- [DATA ROWS]:

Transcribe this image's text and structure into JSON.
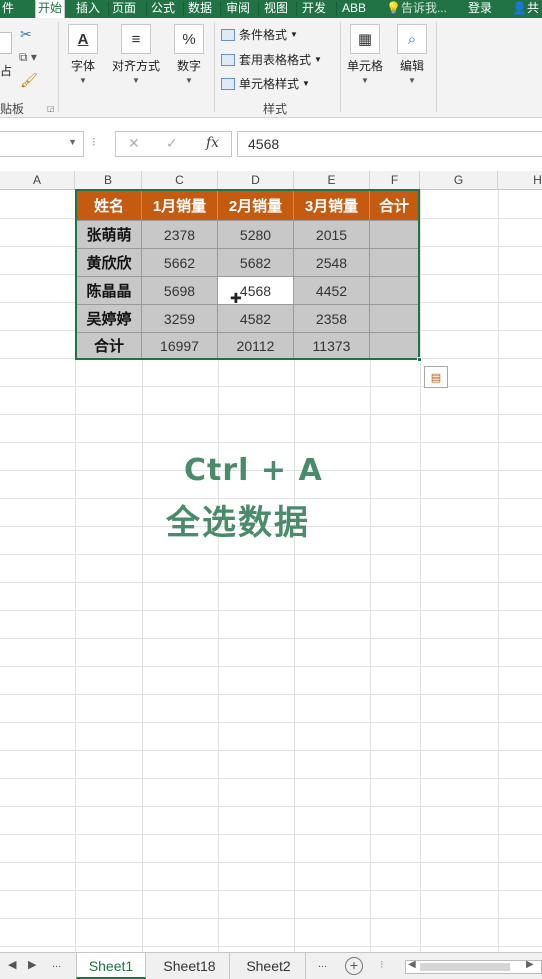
{
  "ribbon_tabs": [
    "件",
    "开始",
    "插入",
    "页面",
    "公式",
    "数据",
    "审阅",
    "视图",
    "开发",
    "ABB",
    "告诉我...",
    "登录",
    "共"
  ],
  "active_tab": "开始",
  "ribbon": {
    "clipboard_partial": "贴板",
    "paste_partial": "占",
    "font_label": "字体",
    "align_label": "对齐方式",
    "number_label": "数字",
    "conditional_format": "条件格式",
    "table_format": "套用表格格式",
    "cell_style": "单元格样式",
    "styles_group": "样式",
    "cells_label": "单元格",
    "edit_label": "编辑",
    "percent_glyph": "%"
  },
  "formula_bar": {
    "name_box": "",
    "value": "4568",
    "cancel": "✕",
    "enter": "✓",
    "fx": "fx",
    "dots": "⁝"
  },
  "columns": [
    "A",
    "B",
    "C",
    "D",
    "E",
    "F",
    "G",
    "H"
  ],
  "table": {
    "headers": [
      "姓名",
      "1月销量",
      "2月销量",
      "3月销量",
      "合计"
    ],
    "rows": [
      [
        "张萌萌",
        "2378",
        "5280",
        "2015",
        ""
      ],
      [
        "黄欣欣",
        "5662",
        "5682",
        "2548",
        ""
      ],
      [
        "陈晶晶",
        "5698",
        "4568",
        "4452",
        ""
      ],
      [
        "吴婷婷",
        "3259",
        "4582",
        "2358",
        ""
      ],
      [
        "合计",
        "16997",
        "20112",
        "11373",
        ""
      ]
    ],
    "selected_cell_display": "4568"
  },
  "overlay": {
    "line1": "Ctrl + A",
    "line2": "全选数据"
  },
  "sheets": [
    "Sheet1",
    "Sheet18",
    "Sheet2"
  ],
  "active_sheet": "Sheet1",
  "sheet_nav": {
    "left": "◀",
    "right": "▶",
    "more": "...",
    "add": "+"
  },
  "colors": {
    "accent": "#217346",
    "header_fill": "#c55a11",
    "data_fill": "#c8c8c8",
    "overlay_text": "#4a8b6b"
  }
}
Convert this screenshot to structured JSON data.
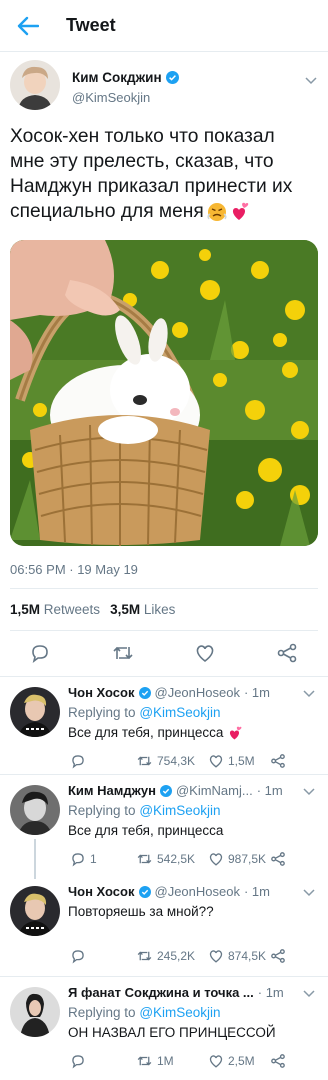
{
  "header": {
    "title": "Tweet"
  },
  "tweet": {
    "author_name": "Ким Сокджин",
    "author_handle": "@KimSeokjin",
    "text_lines": [
      "Хосок-хен только что показал",
      "мне эту прелесть, сказав, что",
      "Намджун приказал принести их",
      "специально для меня"
    ],
    "timestamp": "06:56 PM · 19 May 19",
    "retweets_count": "1,5M",
    "retweets_label": "Retweets",
    "likes_count": "3,5M",
    "likes_label": "Likes"
  },
  "replies": [
    {
      "name": "Чон Хосок",
      "handle": "@JeonHoseok",
      "time": "· 1m",
      "replying_prefix": "Replying to",
      "replying_to": "@KimSeokjin",
      "text": "Все для тебя, принцесса",
      "reply_count": "",
      "retweet_count": "754,3K",
      "like_count": "1,5M"
    },
    {
      "name": "Ким Намджун",
      "handle": "@KimNamj...",
      "time": "· 1m",
      "replying_prefix": "Replying to",
      "replying_to": "@KimSeokjin",
      "text": "Все для тебя, принцесса",
      "reply_count": "1",
      "retweet_count": "542,5K",
      "like_count": "987,5K"
    },
    {
      "name": "Чон Хосок",
      "handle": "@JeonHoseok",
      "time": "· 1m",
      "replying_prefix": "",
      "replying_to": "",
      "text": "Повторяешь за мной??",
      "reply_count": "",
      "retweet_count": "245,2K",
      "like_count": "874,5K"
    },
    {
      "name": "Я фанат Сокджина и точка ...",
      "handle": "",
      "time": "· 1m",
      "replying_prefix": "Replying to",
      "replying_to": "@KimSeokjin",
      "text": "ОН НАЗВАЛ ЕГО ПРИНЦЕССОЙ",
      "reply_count": "",
      "retweet_count": "1M",
      "like_count": "2,5M"
    }
  ],
  "colors": {
    "accent": "#1da1f2",
    "text": "#14171a",
    "muted": "#657786",
    "border": "#e6ecf0"
  }
}
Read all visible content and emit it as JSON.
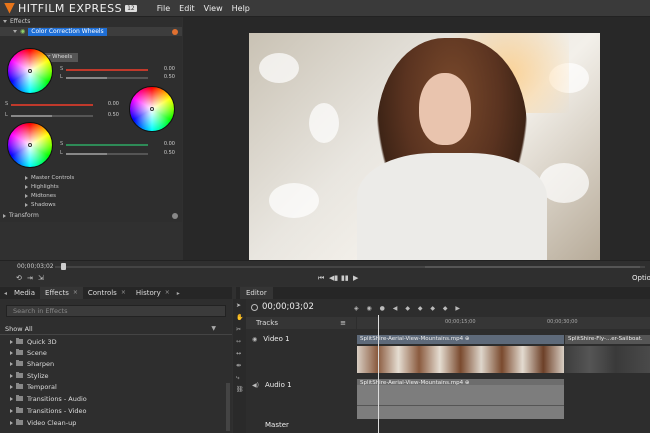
{
  "app": {
    "name": "HITFILM EXPRESS",
    "version": "12"
  },
  "menu": [
    "File",
    "Edit",
    "View",
    "Help"
  ],
  "controls": {
    "effects_label": "Effects",
    "effect_name": "Color Correction Wheels",
    "tab_label": "Color Wheels",
    "sliders": [
      {
        "label": "S",
        "value": "0.00",
        "color": "#c0392b"
      },
      {
        "label": "L",
        "value": "0.50",
        "color": "#888888"
      },
      {
        "label": "S",
        "value": "0.00",
        "color": "#c0392b"
      },
      {
        "label": "L",
        "value": "0.50",
        "color": "#888888"
      },
      {
        "label": "S",
        "value": "0.00",
        "color": "#2e8b57"
      },
      {
        "label": "L",
        "value": "0.50",
        "color": "#888888"
      }
    ],
    "sub_items": [
      "Master Controls",
      "Highlights",
      "Midtones",
      "Shadows"
    ],
    "transform_label": "Transform"
  },
  "viewer": {
    "timecode": "00;00;03;02",
    "options_label": "Optio"
  },
  "left_tabs": [
    {
      "label": "Media",
      "close": ""
    },
    {
      "label": "Effects",
      "close": "×"
    },
    {
      "label": "Controls",
      "close": "×"
    },
    {
      "label": "History",
      "close": "×"
    }
  ],
  "effects_panel": {
    "search_placeholder": "Search in Effects",
    "show_all": "Show All",
    "folders": [
      "Quick 3D",
      "Scene",
      "Sharpen",
      "Stylize",
      "Temporal",
      "Transitions - Audio",
      "Transitions - Video",
      "Video Clean-up"
    ]
  },
  "editor": {
    "tab": "Editor",
    "timecode": "00;00;03;02",
    "tracks_label": "Tracks",
    "ruler": [
      "00;00;15;00",
      "00;00;30;00"
    ],
    "video_track": "Video 1",
    "audio_track": "Audio 1",
    "master": "Master",
    "clips": {
      "video1": "SplitShire-Aerial-View-Mountains.mp4 ⊕",
      "video2": "SplitShire-Fly-...er-Sailboat.",
      "audio1": "SplitShire-Aerial-View-Mountains.mp4 ⊕"
    }
  }
}
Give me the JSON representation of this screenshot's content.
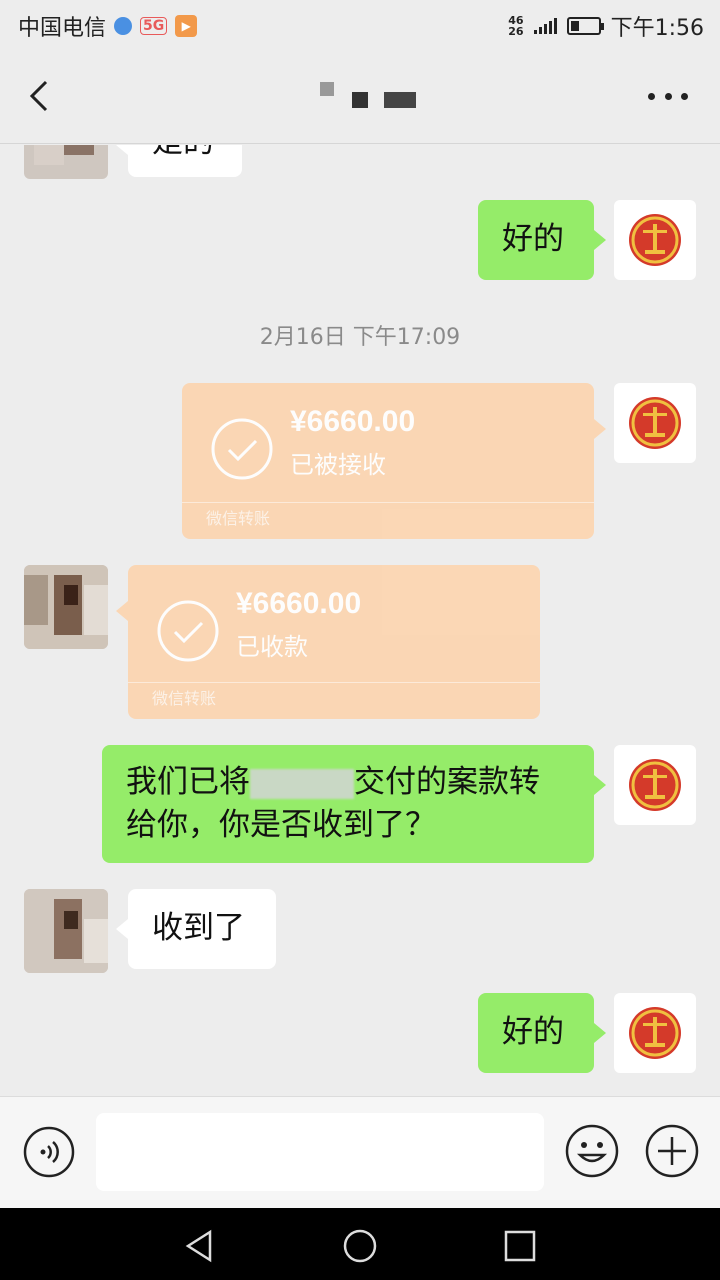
{
  "status_bar": {
    "carrier": "中国电信",
    "network_badge": "5G",
    "signal_text_top": "46",
    "signal_text_bottom": "26",
    "time": "下午1:56",
    "icons": [
      "signal-icon",
      "battery-icon",
      "video-app-icon",
      "hd-icon"
    ]
  },
  "header": {
    "back_icon": "chevron-left-icon",
    "title": "",
    "more_icon": "more-dots-icon"
  },
  "messages": {
    "m1_partial_text": "是的",
    "m2_text": "好的",
    "timestamp": "2月16日 下午17:09",
    "transfer_sent": {
      "amount": "¥6660.00",
      "status": "已被接收",
      "footer": "微信转账"
    },
    "transfer_received": {
      "amount": "¥6660.00",
      "status": "已收款",
      "footer": "微信转账"
    },
    "m5_text_before": "我们已将",
    "m5_text_after": "交付的案款转",
    "m5_text_line2": "给你，你是否收到了？",
    "m6_text": "收到了",
    "m7_text": "好的"
  },
  "input_bar": {
    "value": "",
    "voice_icon": "voice-icon",
    "emoji_icon": "emoji-icon",
    "plus_icon": "plus-icon"
  },
  "nav_bar": {
    "icons": [
      "nav-back-icon",
      "nav-home-icon",
      "nav-recent-icon"
    ]
  },
  "colors": {
    "bubble_green": "#95ec69",
    "bubble_white": "#ffffff",
    "transfer_orange": "#fcd5b0",
    "background": "#ededed"
  }
}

- [WHAT TO DO]:
Output the records above exactly; leave out the pictures.

- [ANSWER BELOW]:
Transcribe this image's text and structure into JSON.
{
  "ribbon_tabs": [
    "件",
    "开始",
    "插入",
    "页面",
    "公式",
    "数据",
    "审阅",
    "视图",
    "开发",
    "ABB",
    "告诉我...",
    "登录",
    "共"
  ],
  "active_tab": "开始",
  "ribbon": {
    "clipboard_partial": "贴板",
    "paste_partial": "占",
    "font_label": "字体",
    "align_label": "对齐方式",
    "number_label": "数字",
    "conditional_format": "条件格式",
    "table_format": "套用表格格式",
    "cell_style": "单元格样式",
    "styles_group": "样式",
    "cells_label": "单元格",
    "edit_label": "编辑",
    "percent_glyph": "%"
  },
  "formula_bar": {
    "name_box": "",
    "value": "4568",
    "cancel": "✕",
    "enter": "✓",
    "fx": "fx",
    "dots": "⁝"
  },
  "columns": [
    "A",
    "B",
    "C",
    "D",
    "E",
    "F",
    "G",
    "H"
  ],
  "table": {
    "headers": [
      "姓名",
      "1月销量",
      "2月销量",
      "3月销量",
      "合计"
    ],
    "rows": [
      [
        "张萌萌",
        "2378",
        "5280",
        "2015",
        ""
      ],
      [
        "黄欣欣",
        "5662",
        "5682",
        "2548",
        ""
      ],
      [
        "陈晶晶",
        "5698",
        "4568",
        "4452",
        ""
      ],
      [
        "吴婷婷",
        "3259",
        "4582",
        "2358",
        ""
      ],
      [
        "合计",
        "16997",
        "20112",
        "11373",
        ""
      ]
    ],
    "selected_cell_display": "4568"
  },
  "overlay": {
    "line1": "Ctrl + A",
    "line2": "全选数据"
  },
  "sheets": [
    "Sheet1",
    "Sheet18",
    "Sheet2"
  ],
  "active_sheet": "Sheet1",
  "sheet_nav": {
    "left": "◀",
    "right": "▶",
    "more": "...",
    "add": "+"
  },
  "colors": {
    "accent": "#217346",
    "header_fill": "#c55a11",
    "data_fill": "#c8c8c8",
    "overlay_text": "#4a8b6b"
  }
}
Convert this screenshot to structured JSON data.
{
  "header": {
    "title": "Tweet"
  },
  "tweet": {
    "author_name": "Ким Сокджин",
    "author_handle": "@KimSeokjin",
    "text_lines": [
      "Хосок-хен только что показал",
      "мне эту прелесть, сказав, что",
      "Намджун приказал принести их",
      "специально для меня"
    ],
    "timestamp": "06:56 PM · 19 May 19",
    "retweets_count": "1,5M",
    "retweets_label": "Retweets",
    "likes_count": "3,5M",
    "likes_label": "Likes"
  },
  "replies": [
    {
      "name": "Чон Хосок",
      "handle": "@JeonHoseok",
      "time": "· 1m",
      "replying_prefix": "Replying to",
      "replying_to": "@KimSeokjin",
      "text": "Все для тебя, принцесса",
      "reply_count": "",
      "retweet_count": "754,3K",
      "like_count": "1,5M"
    },
    {
      "name": "Ким Намджун",
      "handle": "@KimNamj...",
      "time": "· 1m",
      "replying_prefix": "Replying to",
      "replying_to": "@KimSeokjin",
      "text": "Все для тебя, принцесса",
      "reply_count": "1",
      "retweet_count": "542,5K",
      "like_count": "987,5K"
    },
    {
      "name": "Чон Хосок",
      "handle": "@JeonHoseok",
      "time": "· 1m",
      "replying_prefix": "",
      "replying_to": "",
      "text": "Повторяешь за мной??",
      "reply_count": "",
      "retweet_count": "245,2K",
      "like_count": "874,5K"
    },
    {
      "name": "Я фанат Сокджина и точка ...",
      "handle": "",
      "time": "· 1m",
      "replying_prefix": "Replying to",
      "replying_to": "@KimSeokjin",
      "text": "ОН НАЗВАЛ ЕГО ПРИНЦЕССОЙ",
      "reply_count": "",
      "retweet_count": "1M",
      "like_count": "2,5M"
    }
  ],
  "colors": {
    "accent": "#1da1f2",
    "text": "#14171a",
    "muted": "#657786",
    "border": "#e6ecf0"
  }
}
Read all visible content and emit it as JSON.
{
  "app": {
    "name": "HITFILM EXPRESS",
    "version": "12"
  },
  "menu": [
    "File",
    "Edit",
    "View",
    "Help"
  ],
  "controls": {
    "effects_label": "Effects",
    "effect_name": "Color Correction Wheels",
    "tab_label": "Color Wheels",
    "sliders": [
      {
        "label": "S",
        "value": "0.00",
        "color": "#c0392b"
      },
      {
        "label": "L",
        "value": "0.50",
        "color": "#888888"
      },
      {
        "label": "S",
        "value": "0.00",
        "color": "#c0392b"
      },
      {
        "label": "L",
        "value": "0.50",
        "color": "#888888"
      },
      {
        "label": "S",
        "value": "0.00",
        "color": "#2e8b57"
      },
      {
        "label": "L",
        "value": "0.50",
        "color": "#888888"
      }
    ],
    "sub_items": [
      "Master Controls",
      "Highlights",
      "Midtones",
      "Shadows"
    ],
    "transform_label": "Transform"
  },
  "viewer": {
    "timecode": "00;00;03;02",
    "options_label": "Optio"
  },
  "left_tabs": [
    {
      "label": "Media",
      "close": ""
    },
    {
      "label": "Effects",
      "close": "×"
    },
    {
      "label": "Controls",
      "close": "×"
    },
    {
      "label": "History",
      "close": "×"
    }
  ],
  "effects_panel": {
    "search_placeholder": "Search in Effects",
    "show_all": "Show All",
    "folders": [
      "Quick 3D",
      "Scene",
      "Sharpen",
      "Stylize",
      "Temporal",
      "Transitions - Audio",
      "Transitions - Video",
      "Video Clean-up"
    ]
  },
  "editor": {
    "tab": "Editor",
    "timecode": "00;00;03;02",
    "tracks_label": "Tracks",
    "ruler": [
      "00;00;15;00",
      "00;00;30;00"
    ],
    "video_track": "Video 1",
    "audio_track": "Audio 1",
    "master": "Master",
    "clips": {
      "video1": "SplitShire-Aerial-View-Mountains.mp4 ⊕",
      "video2": "SplitShire-Fly-...er-Sailboat.",
      "audio1": "SplitShire-Aerial-View-Mountains.mp4 ⊕"
    }
  }
}
Give me the JSON representation of this screenshot's content.
{
  "status_bar": {
    "carrier": "中国电信",
    "network_badge": "5G",
    "signal_text_top": "46",
    "signal_text_bottom": "26",
    "time": "下午1:56",
    "icons": [
      "signal-icon",
      "battery-icon",
      "video-app-icon",
      "hd-icon"
    ]
  },
  "header": {
    "back_icon": "chevron-left-icon",
    "title": "",
    "more_icon": "more-dots-icon"
  },
  "messages": {
    "m1_partial_text": "是的",
    "m2_text": "好的",
    "timestamp": "2月16日 下午17:09",
    "transfer_sent": {
      "amount": "¥6660.00",
      "status": "已被接收",
      "footer": "微信转账"
    },
    "transfer_received": {
      "amount": "¥6660.00",
      "status": "已收款",
      "footer": "微信转账"
    },
    "m5_text_before": "我们已将",
    "m5_text_after": "交付的案款转",
    "m5_text_line2": "给你，你是否收到了？",
    "m6_text": "收到了",
    "m7_text": "好的"
  },
  "input_bar": {
    "value": "",
    "voice_icon": "voice-icon",
    "emoji_icon": "emoji-icon",
    "plus_icon": "plus-icon"
  },
  "nav_bar": {
    "icons": [
      "nav-back-icon",
      "nav-home-icon",
      "nav-recent-icon"
    ]
  },
  "colors": {
    "bubble_green": "#95ec69",
    "bubble_white": "#ffffff",
    "transfer_orange": "#fcd5b0",
    "background": "#ededed"
  }
}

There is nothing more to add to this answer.